LISTED RECORDS:

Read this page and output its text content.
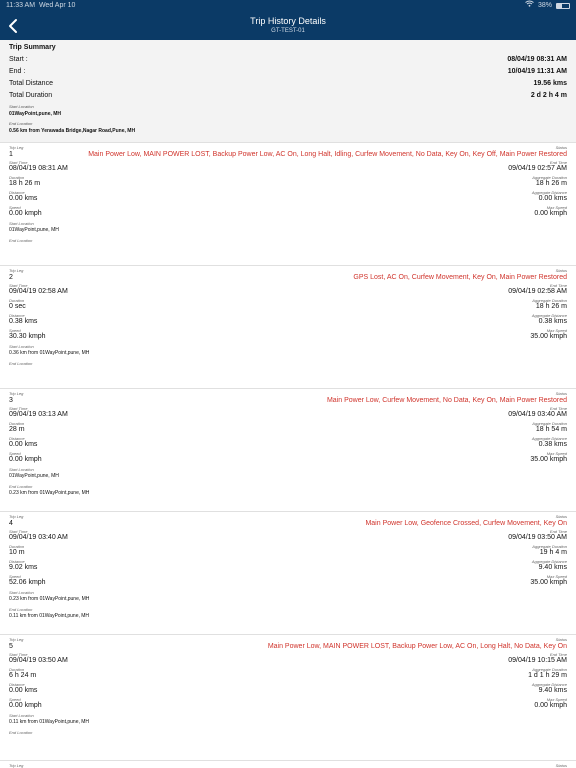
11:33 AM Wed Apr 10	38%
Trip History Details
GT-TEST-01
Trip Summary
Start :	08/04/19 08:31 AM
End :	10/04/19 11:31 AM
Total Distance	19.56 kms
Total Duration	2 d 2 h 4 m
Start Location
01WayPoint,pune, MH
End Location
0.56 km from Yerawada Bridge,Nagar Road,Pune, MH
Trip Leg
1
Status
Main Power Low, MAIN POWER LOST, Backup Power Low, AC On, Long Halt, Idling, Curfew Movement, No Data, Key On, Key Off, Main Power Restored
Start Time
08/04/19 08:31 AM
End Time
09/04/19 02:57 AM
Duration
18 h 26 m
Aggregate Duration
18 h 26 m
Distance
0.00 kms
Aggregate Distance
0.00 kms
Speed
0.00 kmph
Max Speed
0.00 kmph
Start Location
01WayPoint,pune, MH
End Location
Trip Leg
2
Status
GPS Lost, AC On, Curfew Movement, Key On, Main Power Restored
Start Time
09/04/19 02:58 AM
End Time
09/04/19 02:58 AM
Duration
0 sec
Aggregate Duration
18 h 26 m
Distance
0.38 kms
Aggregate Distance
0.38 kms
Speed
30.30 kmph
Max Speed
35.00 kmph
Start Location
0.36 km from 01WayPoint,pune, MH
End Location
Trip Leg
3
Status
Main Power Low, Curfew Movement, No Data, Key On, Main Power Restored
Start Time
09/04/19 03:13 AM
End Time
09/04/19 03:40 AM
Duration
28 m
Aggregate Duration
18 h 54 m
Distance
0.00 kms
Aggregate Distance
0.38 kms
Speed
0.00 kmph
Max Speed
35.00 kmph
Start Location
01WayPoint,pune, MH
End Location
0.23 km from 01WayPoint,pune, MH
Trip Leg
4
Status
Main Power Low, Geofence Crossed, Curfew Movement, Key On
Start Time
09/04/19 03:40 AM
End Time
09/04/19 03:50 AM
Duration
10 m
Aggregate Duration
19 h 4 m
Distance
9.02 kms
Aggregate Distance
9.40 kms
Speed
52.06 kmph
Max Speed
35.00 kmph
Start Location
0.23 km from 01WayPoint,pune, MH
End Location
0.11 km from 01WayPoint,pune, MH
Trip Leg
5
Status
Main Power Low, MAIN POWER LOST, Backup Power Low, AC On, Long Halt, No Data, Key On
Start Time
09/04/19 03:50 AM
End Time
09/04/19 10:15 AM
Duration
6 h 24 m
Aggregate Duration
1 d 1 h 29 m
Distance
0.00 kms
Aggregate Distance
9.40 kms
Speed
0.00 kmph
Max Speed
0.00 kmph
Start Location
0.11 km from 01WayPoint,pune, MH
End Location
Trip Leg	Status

* * *

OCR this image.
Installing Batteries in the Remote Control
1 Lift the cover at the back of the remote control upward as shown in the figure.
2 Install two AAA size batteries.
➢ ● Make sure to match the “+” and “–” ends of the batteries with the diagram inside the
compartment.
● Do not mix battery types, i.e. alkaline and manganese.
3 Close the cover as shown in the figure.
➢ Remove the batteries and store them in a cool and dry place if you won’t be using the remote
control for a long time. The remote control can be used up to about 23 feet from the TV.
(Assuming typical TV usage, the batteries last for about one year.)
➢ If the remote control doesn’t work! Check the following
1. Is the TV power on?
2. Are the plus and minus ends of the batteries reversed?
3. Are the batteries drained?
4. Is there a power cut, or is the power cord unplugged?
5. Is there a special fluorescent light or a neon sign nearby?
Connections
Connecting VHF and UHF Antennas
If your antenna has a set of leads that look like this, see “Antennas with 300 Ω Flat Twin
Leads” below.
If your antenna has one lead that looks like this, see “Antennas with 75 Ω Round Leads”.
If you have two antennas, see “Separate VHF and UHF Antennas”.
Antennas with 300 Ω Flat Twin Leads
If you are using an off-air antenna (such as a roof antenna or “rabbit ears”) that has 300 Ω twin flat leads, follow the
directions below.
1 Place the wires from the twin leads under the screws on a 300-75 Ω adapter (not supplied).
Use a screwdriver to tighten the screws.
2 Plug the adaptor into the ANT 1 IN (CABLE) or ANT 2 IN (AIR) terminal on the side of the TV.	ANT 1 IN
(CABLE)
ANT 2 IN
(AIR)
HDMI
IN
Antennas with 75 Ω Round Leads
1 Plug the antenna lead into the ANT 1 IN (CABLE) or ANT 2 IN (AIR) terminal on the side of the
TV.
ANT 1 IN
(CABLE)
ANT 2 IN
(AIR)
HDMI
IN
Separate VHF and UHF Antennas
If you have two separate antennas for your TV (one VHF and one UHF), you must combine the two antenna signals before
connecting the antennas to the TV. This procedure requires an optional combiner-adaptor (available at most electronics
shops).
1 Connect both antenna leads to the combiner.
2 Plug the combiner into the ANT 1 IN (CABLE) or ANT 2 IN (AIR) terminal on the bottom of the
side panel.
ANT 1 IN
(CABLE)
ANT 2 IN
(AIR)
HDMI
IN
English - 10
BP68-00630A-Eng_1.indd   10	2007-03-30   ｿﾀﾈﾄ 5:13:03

--

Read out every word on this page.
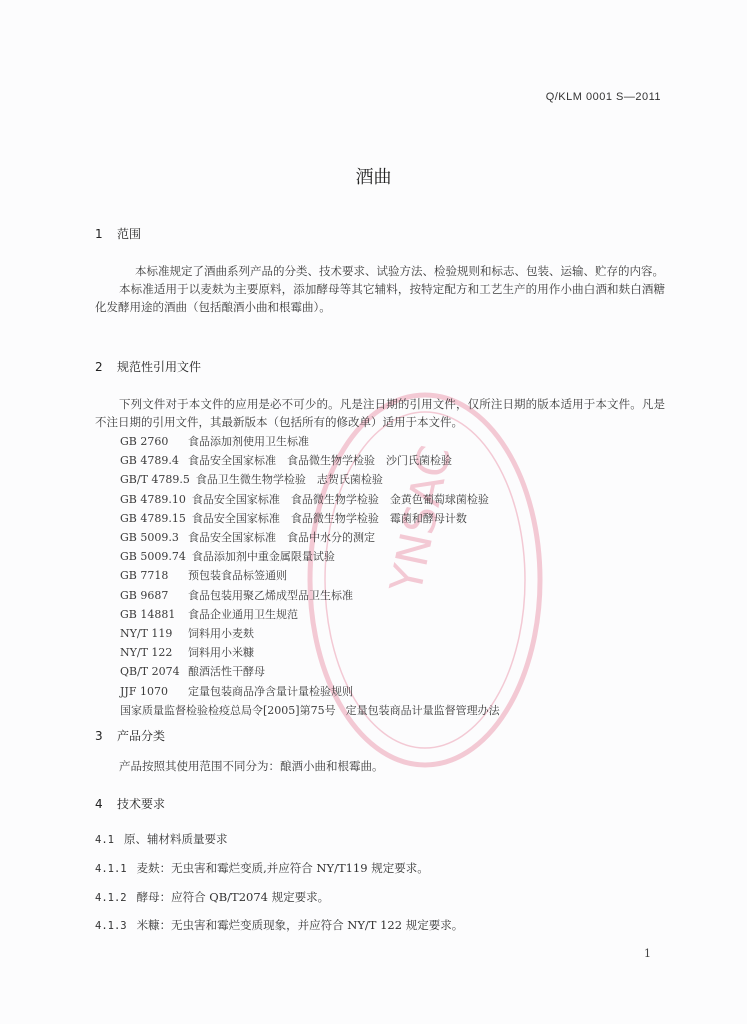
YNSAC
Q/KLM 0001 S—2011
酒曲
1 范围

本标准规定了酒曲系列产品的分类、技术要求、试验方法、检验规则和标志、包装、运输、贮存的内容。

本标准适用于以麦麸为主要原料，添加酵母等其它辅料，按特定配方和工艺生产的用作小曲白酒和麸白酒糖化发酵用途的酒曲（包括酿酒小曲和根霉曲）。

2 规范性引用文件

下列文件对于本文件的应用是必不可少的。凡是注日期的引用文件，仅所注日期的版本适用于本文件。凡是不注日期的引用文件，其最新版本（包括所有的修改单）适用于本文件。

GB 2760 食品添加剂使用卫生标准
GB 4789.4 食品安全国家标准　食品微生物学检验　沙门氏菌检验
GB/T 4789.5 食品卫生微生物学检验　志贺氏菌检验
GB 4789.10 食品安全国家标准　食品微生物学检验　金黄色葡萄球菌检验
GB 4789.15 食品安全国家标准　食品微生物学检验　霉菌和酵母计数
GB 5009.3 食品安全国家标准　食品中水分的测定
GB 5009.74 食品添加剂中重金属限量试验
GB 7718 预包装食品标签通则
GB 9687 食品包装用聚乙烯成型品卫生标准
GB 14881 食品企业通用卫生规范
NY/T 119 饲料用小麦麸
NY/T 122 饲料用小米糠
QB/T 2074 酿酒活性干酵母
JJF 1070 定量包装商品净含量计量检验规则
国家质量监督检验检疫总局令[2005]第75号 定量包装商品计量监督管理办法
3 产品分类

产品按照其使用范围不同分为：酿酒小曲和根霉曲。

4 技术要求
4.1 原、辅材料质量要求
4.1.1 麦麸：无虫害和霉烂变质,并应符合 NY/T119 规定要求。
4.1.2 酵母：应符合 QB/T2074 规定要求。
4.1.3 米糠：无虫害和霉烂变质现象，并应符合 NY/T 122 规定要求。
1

REQUIRED WORK:
Give only the number of lines in the listing above that include the string "Movement".

FINAL RESULT:
4